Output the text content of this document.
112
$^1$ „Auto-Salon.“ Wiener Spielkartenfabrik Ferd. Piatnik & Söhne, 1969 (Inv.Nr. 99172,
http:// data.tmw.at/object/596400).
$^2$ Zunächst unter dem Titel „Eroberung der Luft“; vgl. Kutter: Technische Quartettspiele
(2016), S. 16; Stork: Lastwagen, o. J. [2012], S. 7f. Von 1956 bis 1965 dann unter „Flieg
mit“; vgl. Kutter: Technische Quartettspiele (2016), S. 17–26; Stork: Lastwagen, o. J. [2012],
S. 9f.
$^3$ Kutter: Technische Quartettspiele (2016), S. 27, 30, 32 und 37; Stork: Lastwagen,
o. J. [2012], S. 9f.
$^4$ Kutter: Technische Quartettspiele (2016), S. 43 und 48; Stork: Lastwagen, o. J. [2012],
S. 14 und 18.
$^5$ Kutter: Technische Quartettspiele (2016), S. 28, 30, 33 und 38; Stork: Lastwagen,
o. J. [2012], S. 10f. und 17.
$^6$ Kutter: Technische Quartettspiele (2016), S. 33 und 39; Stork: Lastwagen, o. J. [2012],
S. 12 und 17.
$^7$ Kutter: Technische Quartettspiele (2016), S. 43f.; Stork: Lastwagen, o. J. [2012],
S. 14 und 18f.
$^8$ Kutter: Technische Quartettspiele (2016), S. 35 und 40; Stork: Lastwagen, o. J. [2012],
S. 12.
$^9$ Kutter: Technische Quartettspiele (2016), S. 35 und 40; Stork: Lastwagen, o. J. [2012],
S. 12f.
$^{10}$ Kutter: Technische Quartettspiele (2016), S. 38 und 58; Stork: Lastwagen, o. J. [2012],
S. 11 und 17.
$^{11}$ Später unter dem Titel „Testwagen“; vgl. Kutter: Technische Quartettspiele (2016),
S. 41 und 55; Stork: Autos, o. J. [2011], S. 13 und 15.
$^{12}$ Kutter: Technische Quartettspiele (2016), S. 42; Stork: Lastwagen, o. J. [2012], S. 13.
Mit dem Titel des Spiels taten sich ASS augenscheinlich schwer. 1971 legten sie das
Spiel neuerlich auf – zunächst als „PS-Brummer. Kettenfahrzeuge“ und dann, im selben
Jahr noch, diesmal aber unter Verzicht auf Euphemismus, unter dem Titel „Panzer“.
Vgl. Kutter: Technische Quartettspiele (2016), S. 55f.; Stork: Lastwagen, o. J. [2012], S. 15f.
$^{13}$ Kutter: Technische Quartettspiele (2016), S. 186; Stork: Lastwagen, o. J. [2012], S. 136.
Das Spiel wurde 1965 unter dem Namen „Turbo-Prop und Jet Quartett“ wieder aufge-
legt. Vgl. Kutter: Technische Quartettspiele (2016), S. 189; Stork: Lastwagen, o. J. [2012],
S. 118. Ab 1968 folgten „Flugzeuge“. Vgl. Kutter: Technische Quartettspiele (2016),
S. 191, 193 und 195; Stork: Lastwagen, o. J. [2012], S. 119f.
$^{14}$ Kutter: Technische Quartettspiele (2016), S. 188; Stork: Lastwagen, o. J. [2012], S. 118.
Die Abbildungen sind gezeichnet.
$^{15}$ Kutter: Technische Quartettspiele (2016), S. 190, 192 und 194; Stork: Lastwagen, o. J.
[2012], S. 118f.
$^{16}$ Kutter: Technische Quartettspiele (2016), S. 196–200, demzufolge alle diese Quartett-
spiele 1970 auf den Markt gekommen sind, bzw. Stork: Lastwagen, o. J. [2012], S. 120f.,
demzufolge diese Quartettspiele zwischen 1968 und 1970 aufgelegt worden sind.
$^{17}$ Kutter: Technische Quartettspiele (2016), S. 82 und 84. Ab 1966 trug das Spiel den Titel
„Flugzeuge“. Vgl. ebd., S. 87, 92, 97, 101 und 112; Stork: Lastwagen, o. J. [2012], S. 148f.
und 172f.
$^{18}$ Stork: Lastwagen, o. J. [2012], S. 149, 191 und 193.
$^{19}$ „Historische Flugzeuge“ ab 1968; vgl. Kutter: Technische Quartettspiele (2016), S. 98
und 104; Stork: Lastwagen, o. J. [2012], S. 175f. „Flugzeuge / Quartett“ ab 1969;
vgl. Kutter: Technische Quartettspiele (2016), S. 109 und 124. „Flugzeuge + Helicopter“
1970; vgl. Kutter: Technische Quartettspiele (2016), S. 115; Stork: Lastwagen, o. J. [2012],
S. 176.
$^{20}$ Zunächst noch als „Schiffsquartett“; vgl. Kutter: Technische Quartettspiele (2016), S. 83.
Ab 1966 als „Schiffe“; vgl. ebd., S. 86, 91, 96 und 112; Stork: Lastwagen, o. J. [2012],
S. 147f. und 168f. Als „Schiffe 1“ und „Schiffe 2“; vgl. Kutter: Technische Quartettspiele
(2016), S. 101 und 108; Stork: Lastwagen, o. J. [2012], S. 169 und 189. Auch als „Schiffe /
————
:: EXERCISE DESCRIPTION ::
Read the entries and select each line where the word "unter" is found.

:: TASK RESPONSE ::
$^2$ Zunächst unter dem Titel „Eroberung der Luft“; vgl. Kutter: Technische Quartettspiele
(2016), S. 16; Stork: Lastwagen, o. J. [2012], S. 7f. Von 1956 bis 1965 dann unter „Flieg
$^{11}$ Später unter dem Titel „Testwagen“; vgl. Kutter: Technische Quartettspiele (2016),
Jahr noch, diesmal aber unter Verzicht auf Euphemismus, unter dem Titel „Panzer“.
Das Spiel wurde 1965 unter dem Namen „Turbo-Prop und Jet Quartett“ wieder aufge-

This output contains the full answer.